Records from a dataset:
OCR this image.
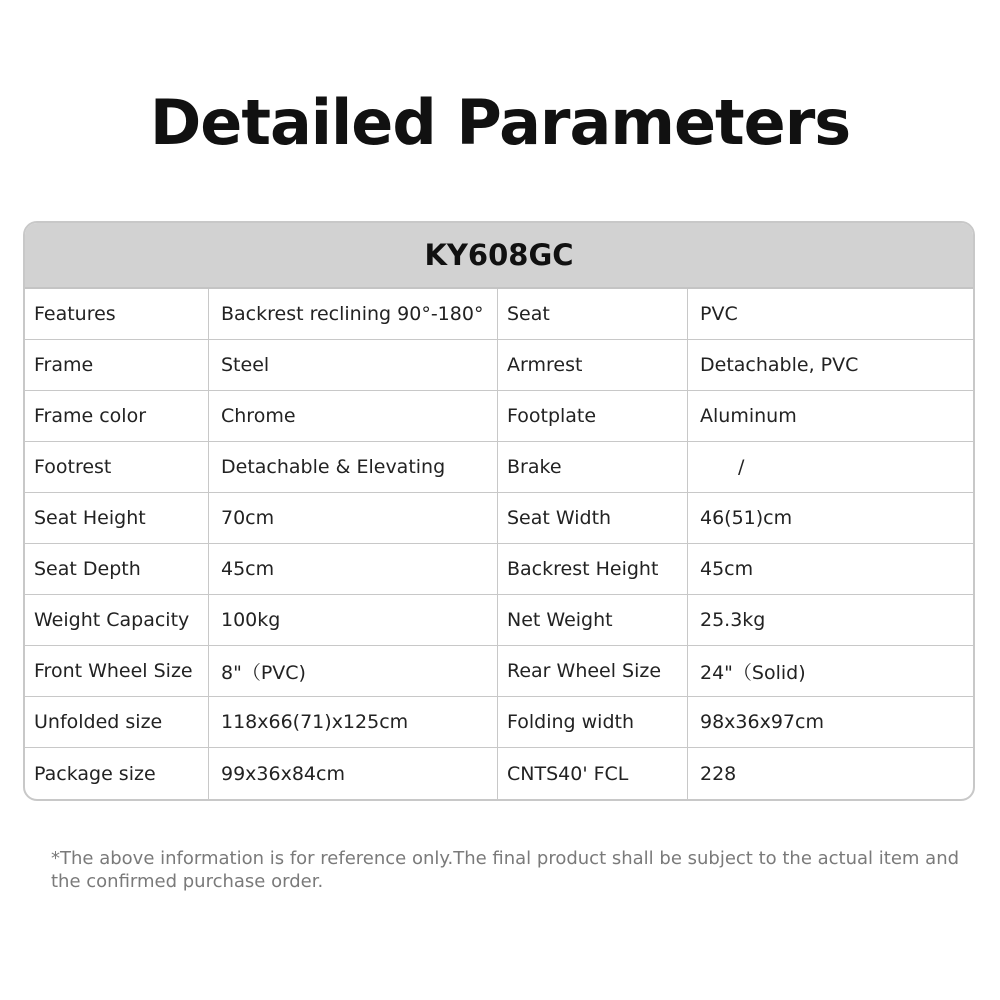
Detailed Parameters
KY608GC
Features	Backrest reclining 90°-180°	Seat	PVC
Frame	Steel	Armrest	Detachable, PVC
Frame color	Chrome	Footplate	Aluminum
Footrest	Detachable & Elevating	Brake	/
Seat Height	70cm	Seat Width	46(51)cm
Seat Depth	45cm	Backrest Height	45cm
Weight Capacity	100kg	Net Weight	25.3kg
Front Wheel Size	8"（PVC)	Rear Wheel Size	24"（Solid)
Unfolded size	118x66(71)x125cm	Folding width	98x36x97cm
Package size	99x36x84cm	CNTS40' FCL	228
*The above information is for reference only.The final product shall be subject to the actual item and the confirmed purchase order.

▶ **What you will do**: Copy each line above precisely, dropping the pictures.

▶ **Result**:
OCR this image.
Detailed Parameters
KY608GC
Features	Backrest reclining 90°-180°	Seat	PVC
Frame	Steel	Armrest	Detachable, PVC
Frame color	Chrome	Footplate	Aluminum
Footrest	Detachable & Elevating	Brake	/
Seat Height	70cm	Seat Width	46(51)cm
Seat Depth	45cm	Backrest Height	45cm
Weight Capacity	100kg	Net Weight	25.3kg
Front Wheel Size	8"（PVC)	Rear Wheel Size	24"（Solid)
Unfolded size	118x66(71)x125cm	Folding width	98x36x97cm
Package size	99x36x84cm	CNTS40' FCL	228
*The above information is for reference only.The final product shall be subject to the actual item and the confirmed purchase order.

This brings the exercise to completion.